• _EXERCISE AIM_:
The records below should be written out again, exactly.

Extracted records

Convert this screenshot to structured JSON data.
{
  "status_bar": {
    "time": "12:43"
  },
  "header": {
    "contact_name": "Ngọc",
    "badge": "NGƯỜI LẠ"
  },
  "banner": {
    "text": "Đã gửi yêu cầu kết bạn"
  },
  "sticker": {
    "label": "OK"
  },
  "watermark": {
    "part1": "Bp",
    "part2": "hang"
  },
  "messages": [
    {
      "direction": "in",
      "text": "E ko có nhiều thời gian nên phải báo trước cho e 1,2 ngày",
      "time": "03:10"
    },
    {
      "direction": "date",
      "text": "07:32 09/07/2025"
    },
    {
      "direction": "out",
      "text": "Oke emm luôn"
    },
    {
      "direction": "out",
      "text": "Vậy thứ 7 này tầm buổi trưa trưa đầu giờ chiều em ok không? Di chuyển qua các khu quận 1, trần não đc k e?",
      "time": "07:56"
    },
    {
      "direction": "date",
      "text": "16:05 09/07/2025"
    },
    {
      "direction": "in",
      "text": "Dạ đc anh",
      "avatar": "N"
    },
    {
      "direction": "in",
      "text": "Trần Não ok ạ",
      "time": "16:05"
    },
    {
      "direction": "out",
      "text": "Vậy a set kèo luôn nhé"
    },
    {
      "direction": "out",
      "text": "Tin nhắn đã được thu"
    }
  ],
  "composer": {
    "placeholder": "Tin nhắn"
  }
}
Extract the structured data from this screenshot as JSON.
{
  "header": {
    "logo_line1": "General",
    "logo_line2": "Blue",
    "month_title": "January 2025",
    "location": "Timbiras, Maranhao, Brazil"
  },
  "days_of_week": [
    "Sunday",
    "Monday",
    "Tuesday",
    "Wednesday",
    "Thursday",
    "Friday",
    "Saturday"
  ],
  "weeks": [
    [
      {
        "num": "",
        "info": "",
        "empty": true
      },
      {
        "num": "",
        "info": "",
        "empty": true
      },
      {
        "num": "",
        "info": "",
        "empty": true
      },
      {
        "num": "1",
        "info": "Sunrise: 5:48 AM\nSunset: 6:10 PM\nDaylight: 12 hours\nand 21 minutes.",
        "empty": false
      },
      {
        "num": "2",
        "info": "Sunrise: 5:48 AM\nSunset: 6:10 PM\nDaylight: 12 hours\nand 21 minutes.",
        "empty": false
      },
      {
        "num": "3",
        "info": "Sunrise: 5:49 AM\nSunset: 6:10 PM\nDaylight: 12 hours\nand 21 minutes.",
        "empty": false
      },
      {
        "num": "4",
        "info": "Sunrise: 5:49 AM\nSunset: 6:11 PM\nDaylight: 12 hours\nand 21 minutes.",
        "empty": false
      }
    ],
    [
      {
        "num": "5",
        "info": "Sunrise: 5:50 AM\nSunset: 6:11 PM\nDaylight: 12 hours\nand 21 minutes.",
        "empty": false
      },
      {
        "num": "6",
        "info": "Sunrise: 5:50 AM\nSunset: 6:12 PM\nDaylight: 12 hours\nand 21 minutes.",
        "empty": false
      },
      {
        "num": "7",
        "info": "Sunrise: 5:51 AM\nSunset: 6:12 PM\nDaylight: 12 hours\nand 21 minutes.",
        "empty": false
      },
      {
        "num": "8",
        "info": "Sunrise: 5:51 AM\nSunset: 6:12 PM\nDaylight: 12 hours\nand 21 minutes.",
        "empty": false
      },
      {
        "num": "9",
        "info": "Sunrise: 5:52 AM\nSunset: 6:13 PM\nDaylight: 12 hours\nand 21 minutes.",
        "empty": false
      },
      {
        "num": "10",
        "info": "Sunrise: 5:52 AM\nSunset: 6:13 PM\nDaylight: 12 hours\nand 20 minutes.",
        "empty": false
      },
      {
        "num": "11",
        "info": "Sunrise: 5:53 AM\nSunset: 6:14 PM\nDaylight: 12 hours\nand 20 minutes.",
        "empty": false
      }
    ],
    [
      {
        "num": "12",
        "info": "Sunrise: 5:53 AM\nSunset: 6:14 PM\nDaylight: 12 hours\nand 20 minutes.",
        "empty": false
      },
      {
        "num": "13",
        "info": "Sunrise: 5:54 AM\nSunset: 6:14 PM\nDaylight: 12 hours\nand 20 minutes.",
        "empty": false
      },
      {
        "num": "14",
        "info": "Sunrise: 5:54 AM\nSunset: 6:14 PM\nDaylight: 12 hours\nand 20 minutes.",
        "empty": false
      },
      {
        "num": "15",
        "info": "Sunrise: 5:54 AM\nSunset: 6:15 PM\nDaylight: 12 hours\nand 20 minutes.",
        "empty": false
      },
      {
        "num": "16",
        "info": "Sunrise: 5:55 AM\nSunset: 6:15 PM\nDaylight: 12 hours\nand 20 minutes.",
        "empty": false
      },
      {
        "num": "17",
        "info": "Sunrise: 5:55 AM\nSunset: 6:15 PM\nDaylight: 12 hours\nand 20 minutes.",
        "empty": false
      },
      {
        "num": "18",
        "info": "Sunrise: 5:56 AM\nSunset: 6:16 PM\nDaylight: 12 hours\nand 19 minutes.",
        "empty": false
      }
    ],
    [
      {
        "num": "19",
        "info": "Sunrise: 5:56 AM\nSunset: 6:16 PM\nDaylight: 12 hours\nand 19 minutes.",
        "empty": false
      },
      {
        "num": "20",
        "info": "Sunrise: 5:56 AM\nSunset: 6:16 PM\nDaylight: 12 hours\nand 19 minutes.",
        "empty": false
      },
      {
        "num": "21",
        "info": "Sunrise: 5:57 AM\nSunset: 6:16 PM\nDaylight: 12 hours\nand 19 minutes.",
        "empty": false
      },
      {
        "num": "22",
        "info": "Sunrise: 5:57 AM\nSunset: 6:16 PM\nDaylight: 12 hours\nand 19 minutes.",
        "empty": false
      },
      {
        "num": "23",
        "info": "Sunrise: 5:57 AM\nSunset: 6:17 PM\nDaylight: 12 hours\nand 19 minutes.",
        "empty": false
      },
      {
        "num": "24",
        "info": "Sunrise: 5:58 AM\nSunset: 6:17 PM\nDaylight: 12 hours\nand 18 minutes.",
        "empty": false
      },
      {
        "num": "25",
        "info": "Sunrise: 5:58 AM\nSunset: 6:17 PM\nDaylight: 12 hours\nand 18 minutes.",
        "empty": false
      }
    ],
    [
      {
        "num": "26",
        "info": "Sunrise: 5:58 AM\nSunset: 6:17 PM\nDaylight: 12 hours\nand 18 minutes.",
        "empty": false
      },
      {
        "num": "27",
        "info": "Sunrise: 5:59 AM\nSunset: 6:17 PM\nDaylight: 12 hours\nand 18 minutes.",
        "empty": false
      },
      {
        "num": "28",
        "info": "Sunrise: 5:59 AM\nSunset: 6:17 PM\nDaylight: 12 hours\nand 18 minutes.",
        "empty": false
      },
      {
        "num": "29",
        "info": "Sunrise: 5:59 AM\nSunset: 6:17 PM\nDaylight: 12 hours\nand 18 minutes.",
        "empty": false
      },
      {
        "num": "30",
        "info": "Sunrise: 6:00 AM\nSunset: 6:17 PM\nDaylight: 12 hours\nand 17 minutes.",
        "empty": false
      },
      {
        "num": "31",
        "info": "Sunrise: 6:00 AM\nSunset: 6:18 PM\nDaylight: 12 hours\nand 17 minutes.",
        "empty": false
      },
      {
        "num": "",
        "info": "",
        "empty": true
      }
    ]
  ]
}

• _WRITTEN ANSWER_:
Convert this screenshot to structured JSON data.
{
  "status_bar": {
    "time": "12:43"
  },
  "header": {
    "contact_name": "Ngọc",
    "badge": "NGƯỜI LẠ"
  },
  "banner": {
    "text": "Đã gửi yêu cầu kết bạn"
  },
  "sticker": {
    "label": "OK"
  },
  "watermark": {
    "part1": "Bp",
    "part2": "hang"
  },
  "messages": [
    {
      "direction": "in",
      "text": "E ko có nhiều thời gian nên phải báo trước cho e 1,2 ngày",
      "time": "03:10"
    },
    {
      "direction": "date",
      "text": "07:32 09/07/2025"
    },
    {
      "direction": "out",
      "text": "Oke emm luôn"
    },
    {
      "direction": "out",
      "text": "Vậy thứ 7 này tầm buổi trưa trưa đầu giờ chiều em ok không? Di chuyển qua các khu quận 1, trần não đc k e?",
      "time": "07:56"
    },
    {
      "direction": "date",
      "text": "16:05 09/07/2025"
    },
    {
      "direction": "in",
      "text": "Dạ đc anh",
      "avatar": "N"
    },
    {
      "direction": "in",
      "text": "Trần Não ok ạ",
      "time": "16:05"
    },
    {
      "direction": "out",
      "text": "Vậy a set kèo luôn nhé"
    },
    {
      "direction": "out",
      "text": "Tin nhắn đã được thu"
    }
  ],
  "composer": {
    "placeholder": "Tin nhắn"
  }
}
Extract the structured data from this screenshot as JSON.
{
  "header": {
    "logo_line1": "General",
    "logo_line2": "Blue",
    "month_title": "January 2025",
    "location": "Timbiras, Maranhao, Brazil"
  },
  "days_of_week": [
    "Sunday",
    "Monday",
    "Tuesday",
    "Wednesday",
    "Thursday",
    "Friday",
    "Saturday"
  ],
  "weeks": [
    [
      {
        "num": "",
        "info": "",
        "empty": true
      },
      {
        "num": "",
        "info": "",
        "empty": true
      },
      {
        "num": "",
        "info": "",
        "empty": true
      },
      {
        "num": "1",
        "info": "Sunrise: 5:48 AM\nSunset: 6:10 PM\nDaylight: 12 hours\nand 21 minutes.",
        "empty": false
      },
      {
        "num": "2",
        "info": "Sunrise: 5:48 AM\nSunset: 6:10 PM\nDaylight: 12 hours\nand 21 minutes.",
        "empty": false
      },
      {
        "num": "3",
        "info": "Sunrise: 5:49 AM\nSunset: 6:10 PM\nDaylight: 12 hours\nand 21 minutes.",
        "empty": false
      },
      {
        "num": "4",
        "info": "Sunrise: 5:49 AM\nSunset: 6:11 PM\nDaylight: 12 hours\nand 21 minutes.",
        "empty": false
      }
    ],
    [
      {
        "num": "5",
        "info": "Sunrise: 5:50 AM\nSunset: 6:11 PM\nDaylight: 12 hours\nand 21 minutes.",
        "empty": false
      },
      {
        "num": "6",
        "info": "Sunrise: 5:50 AM\nSunset: 6:12 PM\nDaylight: 12 hours\nand 21 minutes.",
        "empty": false
      },
      {
        "num": "7",
        "info": "Sunrise: 5:51 AM\nSunset: 6:12 PM\nDaylight: 12 hours\nand 21 minutes.",
        "empty": false
      },
      {
        "num": "8",
        "info": "Sunrise: 5:51 AM\nSunset: 6:12 PM\nDaylight: 12 hours\nand 21 minutes.",
        "empty": false
      },
      {
        "num": "9",
        "info": "Sunrise: 5:52 AM\nSunset: 6:13 PM\nDaylight: 12 hours\nand 21 minutes.",
        "empty": false
      },
      {
        "num": "10",
        "info": "Sunrise: 5:52 AM\nSunset: 6:13 PM\nDaylight: 12 hours\nand 20 minutes.",
        "empty": false
      },
      {
        "num": "11",
        "info": "Sunrise: 5:53 AM\nSunset: 6:14 PM\nDaylight: 12 hours\nand 20 minutes.",
        "empty": false
      }
    ],
    [
      {
        "num": "12",
        "info": "Sunrise: 5:53 AM\nSunset: 6:14 PM\nDaylight: 12 hours\nand 20 minutes.",
        "empty": false
      },
      {
        "num": "13",
        "info": "Sunrise: 5:54 AM\nSunset: 6:14 PM\nDaylight: 12 hours\nand 20 minutes.",
        "empty": false
      },
      {
        "num": "14",
        "info": "Sunrise: 5:54 AM\nSunset: 6:14 PM\nDaylight: 12 hours\nand 20 minutes.",
        "empty": false
      },
      {
        "num": "15",
        "info": "Sunrise: 5:54 AM\nSunset: 6:15 PM\nDaylight: 12 hours\nand 20 minutes.",
        "empty": false
      },
      {
        "num": "16",
        "info": "Sunrise: 5:55 AM\nSunset: 6:15 PM\nDaylight: 12 hours\nand 20 minutes.",
        "empty": false
      },
      {
        "num": "17",
        "info": "Sunrise: 5:55 AM\nSunset: 6:15 PM\nDaylight: 12 hours\nand 20 minutes.",
        "empty": false
      },
      {
        "num": "18",
        "info": "Sunrise: 5:56 AM\nSunset: 6:16 PM\nDaylight: 12 hours\nand 19 minutes.",
        "empty": false
      }
    ],
    [
      {
        "num": "19",
        "info": "Sunrise: 5:56 AM\nSunset: 6:16 PM\nDaylight: 12 hours\nand 19 minutes.",
        "empty": false
      },
      {
        "num": "20",
        "info": "Sunrise: 5:56 AM\nSunset: 6:16 PM\nDaylight: 12 hours\nand 19 minutes.",
        "empty": false
      },
      {
        "num": "21",
        "info": "Sunrise: 5:57 AM\nSunset: 6:16 PM\nDaylight: 12 hours\nand 19 minutes.",
        "empty": false
      },
      {
        "num": "22",
        "info": "Sunrise: 5:57 AM\nSunset: 6:16 PM\nDaylight: 12 hours\nand 19 minutes.",
        "empty": false
      },
      {
        "num": "23",
        "info": "Sunrise: 5:57 AM\nSunset: 6:17 PM\nDaylight: 12 hours\nand 19 minutes.",
        "empty": false
      },
      {
        "num": "24",
        "info": "Sunrise: 5:58 AM\nSunset: 6:17 PM\nDaylight: 12 hours\nand 18 minutes.",
        "empty": false
      },
      {
        "num": "25",
        "info": "Sunrise: 5:58 AM\nSunset: 6:17 PM\nDaylight: 12 hours\nand 18 minutes.",
        "empty": false
      }
    ],
    [
      {
        "num": "26",
        "info": "Sunrise: 5:58 AM\nSunset: 6:17 PM\nDaylight: 12 hours\nand 18 minutes.",
        "empty": false
      },
      {
        "num": "27",
        "info": "Sunrise: 5:59 AM\nSunset: 6:17 PM\nDaylight: 12 hours\nand 18 minutes.",
        "empty": false
      },
      {
        "num": "28",
        "info": "Sunrise: 5:59 AM\nSunset: 6:17 PM\nDaylight: 12 hours\nand 18 minutes.",
        "empty": false
      },
      {
        "num": "29",
        "info": "Sunrise: 5:59 AM\nSunset: 6:17 PM\nDaylight: 12 hours\nand 18 minutes.",
        "empty": false
      },
      {
        "num": "30",
        "info": "Sunrise: 6:00 AM\nSunset: 6:17 PM\nDaylight: 12 hours\nand 17 minutes.",
        "empty": false
      },
      {
        "num": "31",
        "info": "Sunrise: 6:00 AM\nSunset: 6:18 PM\nDaylight: 12 hours\nand 17 minutes.",
        "empty": false
      },
      {
        "num": "",
        "info": "",
        "empty": true
      }
    ]
  ]
}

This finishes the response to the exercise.